- _What you should do_: Reproduce all of the material exactly as shown.

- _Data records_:

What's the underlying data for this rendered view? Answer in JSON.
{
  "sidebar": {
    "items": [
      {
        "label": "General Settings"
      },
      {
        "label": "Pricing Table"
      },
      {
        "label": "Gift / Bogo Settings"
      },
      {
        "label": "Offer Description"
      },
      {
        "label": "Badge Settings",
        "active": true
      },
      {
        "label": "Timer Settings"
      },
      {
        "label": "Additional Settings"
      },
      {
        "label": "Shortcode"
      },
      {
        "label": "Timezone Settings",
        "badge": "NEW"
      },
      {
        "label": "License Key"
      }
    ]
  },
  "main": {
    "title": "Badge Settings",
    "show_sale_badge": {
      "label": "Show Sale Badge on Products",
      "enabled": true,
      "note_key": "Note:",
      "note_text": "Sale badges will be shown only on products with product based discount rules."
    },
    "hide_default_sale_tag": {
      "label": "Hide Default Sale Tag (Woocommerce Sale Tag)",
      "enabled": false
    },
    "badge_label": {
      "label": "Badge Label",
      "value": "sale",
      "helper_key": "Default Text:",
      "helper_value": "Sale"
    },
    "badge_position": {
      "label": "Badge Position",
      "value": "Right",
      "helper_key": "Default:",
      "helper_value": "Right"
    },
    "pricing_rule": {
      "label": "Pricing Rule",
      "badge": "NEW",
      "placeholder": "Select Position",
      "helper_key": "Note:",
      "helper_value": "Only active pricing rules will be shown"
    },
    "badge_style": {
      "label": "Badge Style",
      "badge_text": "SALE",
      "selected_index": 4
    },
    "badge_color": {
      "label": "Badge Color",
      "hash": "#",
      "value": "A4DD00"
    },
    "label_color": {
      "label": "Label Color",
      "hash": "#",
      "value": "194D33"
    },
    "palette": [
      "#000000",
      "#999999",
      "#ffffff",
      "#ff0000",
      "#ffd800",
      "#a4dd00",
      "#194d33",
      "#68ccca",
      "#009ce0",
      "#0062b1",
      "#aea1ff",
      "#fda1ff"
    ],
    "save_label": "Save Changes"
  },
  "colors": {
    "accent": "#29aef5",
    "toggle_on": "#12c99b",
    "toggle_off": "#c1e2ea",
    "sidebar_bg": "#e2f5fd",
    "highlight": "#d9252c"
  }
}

- _Result_:
What's the underlying data for this rendered view? Answer in JSON.
{
  "sidebar": {
    "items": [
      {
        "label": "General Settings"
      },
      {
        "label": "Pricing Table"
      },
      {
        "label": "Gift / Bogo Settings"
      },
      {
        "label": "Offer Description"
      },
      {
        "label": "Badge Settings",
        "active": true
      },
      {
        "label": "Timer Settings"
      },
      {
        "label": "Additional Settings"
      },
      {
        "label": "Shortcode"
      },
      {
        "label": "Timezone Settings",
        "badge": "NEW"
      },
      {
        "label": "License Key"
      }
    ]
  },
  "main": {
    "title": "Badge Settings",
    "show_sale_badge": {
      "label": "Show Sale Badge on Products",
      "enabled": true,
      "note_key": "Note:",
      "note_text": "Sale badges will be shown only on products with product based discount rules."
    },
    "hide_default_sale_tag": {
      "label": "Hide Default Sale Tag (Woocommerce Sale Tag)",
      "enabled": false
    },
    "badge_label": {
      "label": "Badge Label",
      "value": "sale",
      "helper_key": "Default Text:",
      "helper_value": "Sale"
    },
    "badge_position": {
      "label": "Badge Position",
      "value": "Right",
      "helper_key": "Default:",
      "helper_value": "Right"
    },
    "pricing_rule": {
      "label": "Pricing Rule",
      "badge": "NEW",
      "placeholder": "Select Position",
      "helper_key": "Note:",
      "helper_value": "Only active pricing rules will be shown"
    },
    "badge_style": {
      "label": "Badge Style",
      "badge_text": "SALE",
      "selected_index": 4
    },
    "badge_color": {
      "label": "Badge Color",
      "hash": "#",
      "value": "A4DD00"
    },
    "label_color": {
      "label": "Label Color",
      "hash": "#",
      "value": "194D33"
    },
    "palette": [
      "#000000",
      "#999999",
      "#ffffff",
      "#ff0000",
      "#ffd800",
      "#a4dd00",
      "#194d33",
      "#68ccca",
      "#009ce0",
      "#0062b1",
      "#aea1ff",
      "#fda1ff"
    ],
    "save_label": "Save Changes"
  },
  "colors": {
    "accent": "#29aef5",
    "toggle_on": "#12c99b",
    "toggle_off": "#c1e2ea",
    "sidebar_bg": "#e2f5fd",
    "highlight": "#d9252c"
  }
}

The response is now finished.